» Description of the task: Restate the whole listing word for word. Pictures are left out.
........
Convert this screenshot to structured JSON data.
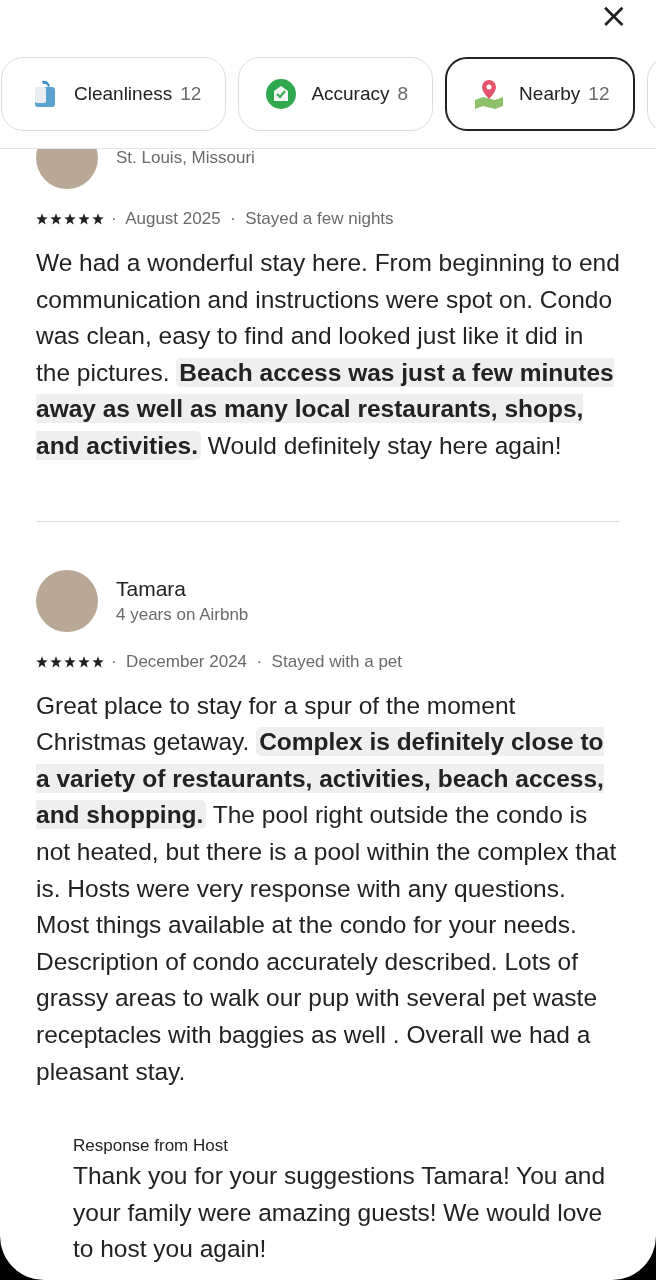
{
  "close_button": "×",
  "chips": [
    {
      "kind": "cleanliness",
      "label": "Cleanliness",
      "count": "12",
      "selected": false
    },
    {
      "kind": "accuracy",
      "label": "Accuracy",
      "count": "8",
      "selected": false
    },
    {
      "kind": "nearby",
      "label": "Nearby",
      "count": "12",
      "selected": true
    }
  ],
  "reviews": [
    {
      "subtitle": "St. Louis, Missouri",
      "stars": 5,
      "meta": "·  August 2025  ·  Stayed a few nights",
      "text": "We had a wonderful stay here.  From beginning to end communication and instructions were spot on. Condo was clean, easy to find and looked just like it did in the pictures.  **Beach access was just a few minutes away as well as many local restaurants, shops, and activities.**  Would definitely stay here again!"
    },
    {
      "name": "Tamara",
      "subtitle": "4 years on Airbnb",
      "stars": 5,
      "meta": "·  December 2024  ·  Stayed with a pet",
      "text": "Great place to stay for a spur of the moment Christmas getaway. **Complex is definitely close to a variety of restaurants, activities, beach access, and shopping.** The pool right outside the condo is not heated, but there is a pool within the complex that is. Hosts were very response with any questions. Most things available at the condo for your needs. Description of condo accurately described. Lots of grassy areas to walk our pup with several pet waste receptacles with baggies as well . Overall we had a pleasant stay.",
      "host_response": {
        "label": "Response from Host",
        "text": "Thank you for your suggestions Tamara! You and your family were amazing guests! We would love to host you again!"
      }
    }
  ]
}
........
» Reply:
Convert this screenshot to structured JSON data.
{
  "close_button": "×",
  "chips": [
    {
      "kind": "cleanliness",
      "label": "Cleanliness",
      "count": "12",
      "selected": false
    },
    {
      "kind": "accuracy",
      "label": "Accuracy",
      "count": "8",
      "selected": false
    },
    {
      "kind": "nearby",
      "label": "Nearby",
      "count": "12",
      "selected": true
    }
  ],
  "reviews": [
    {
      "subtitle": "St. Louis, Missouri",
      "stars": 5,
      "meta": "·  August 2025  ·  Stayed a few nights",
      "text": "We had a wonderful stay here.  From beginning to end communication and instructions were spot on. Condo was clean, easy to find and looked just like it did in the pictures.  **Beach access was just a few minutes away as well as many local restaurants, shops, and activities.**  Would definitely stay here again!"
    },
    {
      "name": "Tamara",
      "subtitle": "4 years on Airbnb",
      "stars": 5,
      "meta": "·  December 2024  ·  Stayed with a pet",
      "text": "Great place to stay for a spur of the moment Christmas getaway. **Complex is definitely close to a variety of restaurants, activities, beach access, and shopping.** The pool right outside the condo is not heated, but there is a pool within the complex that is. Hosts were very response with any questions. Most things available at the condo for your needs. Description of condo accurately described. Lots of grassy areas to walk our pup with several pet waste receptacles with baggies as well . Overall we had a pleasant stay.",
      "host_response": {
        "label": "Response from Host",
        "text": "Thank you for your suggestions Tamara! You and your family were amazing guests! We would love to host you again!"
      }
    }
  ]
}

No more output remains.